[A block of data]
------------------------

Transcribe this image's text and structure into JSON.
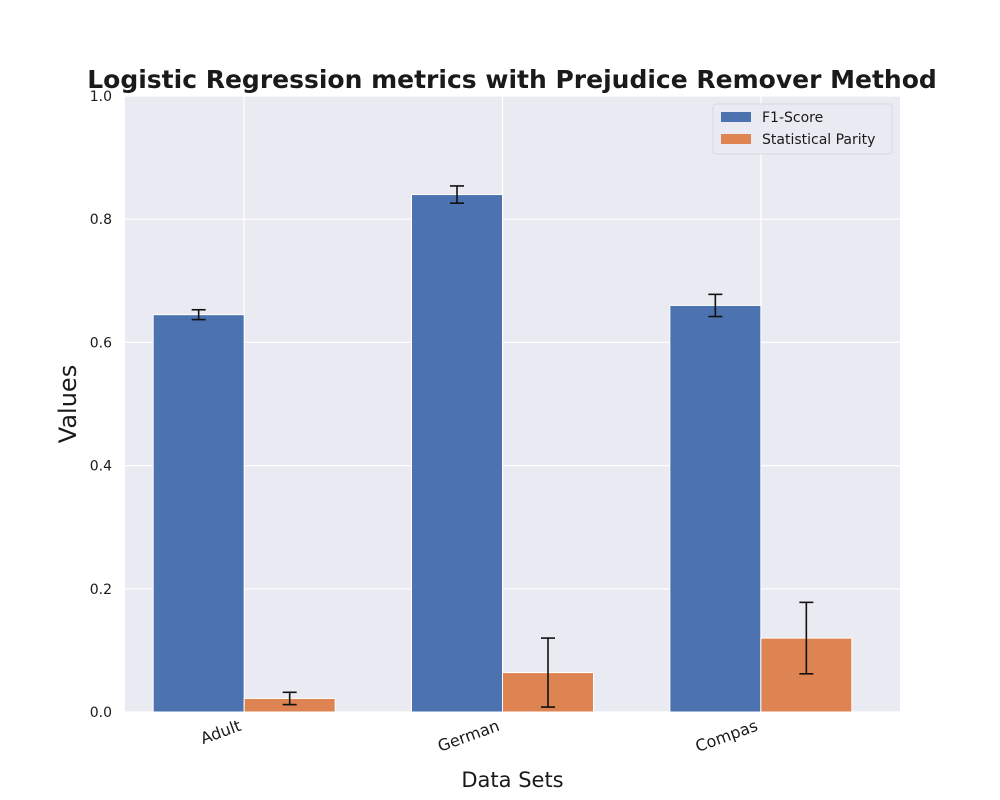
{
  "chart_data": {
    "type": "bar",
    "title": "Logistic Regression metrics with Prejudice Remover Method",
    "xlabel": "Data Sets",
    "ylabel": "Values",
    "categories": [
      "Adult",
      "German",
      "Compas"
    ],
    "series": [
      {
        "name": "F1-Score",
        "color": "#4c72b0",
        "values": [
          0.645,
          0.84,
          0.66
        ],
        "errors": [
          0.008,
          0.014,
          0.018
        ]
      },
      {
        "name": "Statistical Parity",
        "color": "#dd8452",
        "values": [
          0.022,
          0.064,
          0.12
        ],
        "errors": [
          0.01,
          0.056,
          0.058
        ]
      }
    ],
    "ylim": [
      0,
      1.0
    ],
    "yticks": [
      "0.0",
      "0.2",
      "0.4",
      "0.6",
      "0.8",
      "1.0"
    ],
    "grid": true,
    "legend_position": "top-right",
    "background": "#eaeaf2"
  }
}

------------------------

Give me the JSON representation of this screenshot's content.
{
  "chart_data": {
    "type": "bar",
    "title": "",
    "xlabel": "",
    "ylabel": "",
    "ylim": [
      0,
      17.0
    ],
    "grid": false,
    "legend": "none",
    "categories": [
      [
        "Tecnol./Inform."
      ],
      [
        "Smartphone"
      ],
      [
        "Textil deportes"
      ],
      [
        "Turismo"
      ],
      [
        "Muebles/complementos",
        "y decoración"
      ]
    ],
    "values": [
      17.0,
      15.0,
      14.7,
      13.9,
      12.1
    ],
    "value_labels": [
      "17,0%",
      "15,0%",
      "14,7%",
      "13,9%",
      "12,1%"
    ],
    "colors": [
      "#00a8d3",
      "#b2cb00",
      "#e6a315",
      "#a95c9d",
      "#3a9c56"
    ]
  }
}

------------------------

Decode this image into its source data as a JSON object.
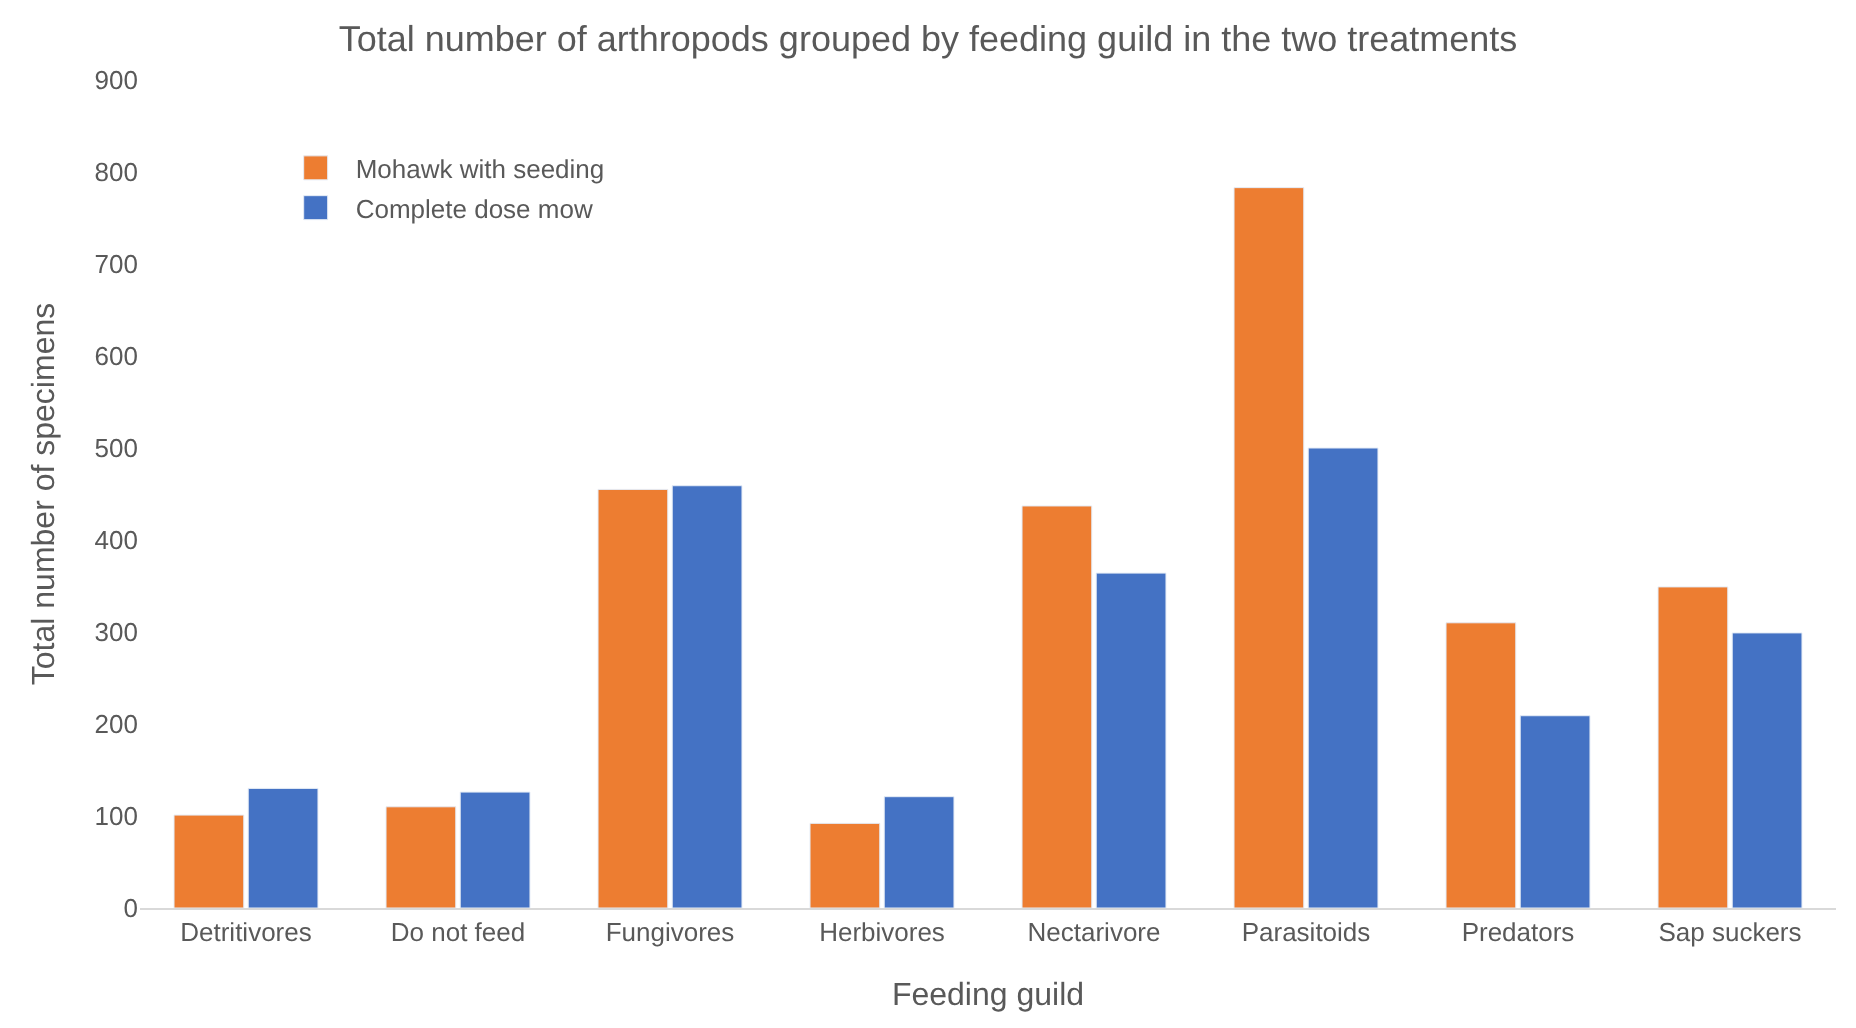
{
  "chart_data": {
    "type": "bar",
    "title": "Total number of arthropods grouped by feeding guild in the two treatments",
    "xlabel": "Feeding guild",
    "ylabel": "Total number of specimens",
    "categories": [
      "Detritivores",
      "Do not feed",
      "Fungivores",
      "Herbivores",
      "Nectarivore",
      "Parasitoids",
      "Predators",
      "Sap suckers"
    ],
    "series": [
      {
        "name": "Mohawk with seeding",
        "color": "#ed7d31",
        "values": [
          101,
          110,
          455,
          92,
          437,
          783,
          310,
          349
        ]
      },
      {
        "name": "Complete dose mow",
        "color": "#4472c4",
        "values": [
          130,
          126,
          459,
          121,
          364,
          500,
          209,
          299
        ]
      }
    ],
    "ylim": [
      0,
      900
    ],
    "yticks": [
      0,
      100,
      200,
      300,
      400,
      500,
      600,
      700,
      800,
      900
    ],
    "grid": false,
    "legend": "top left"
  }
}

------------------------

Pick out each line containing "guild" and report it.

ANSWER TO THE TASK:
    "title": "Total number of arthropods grouped by feeding guild in the two treatments",
    "xlabel": "Feeding guild",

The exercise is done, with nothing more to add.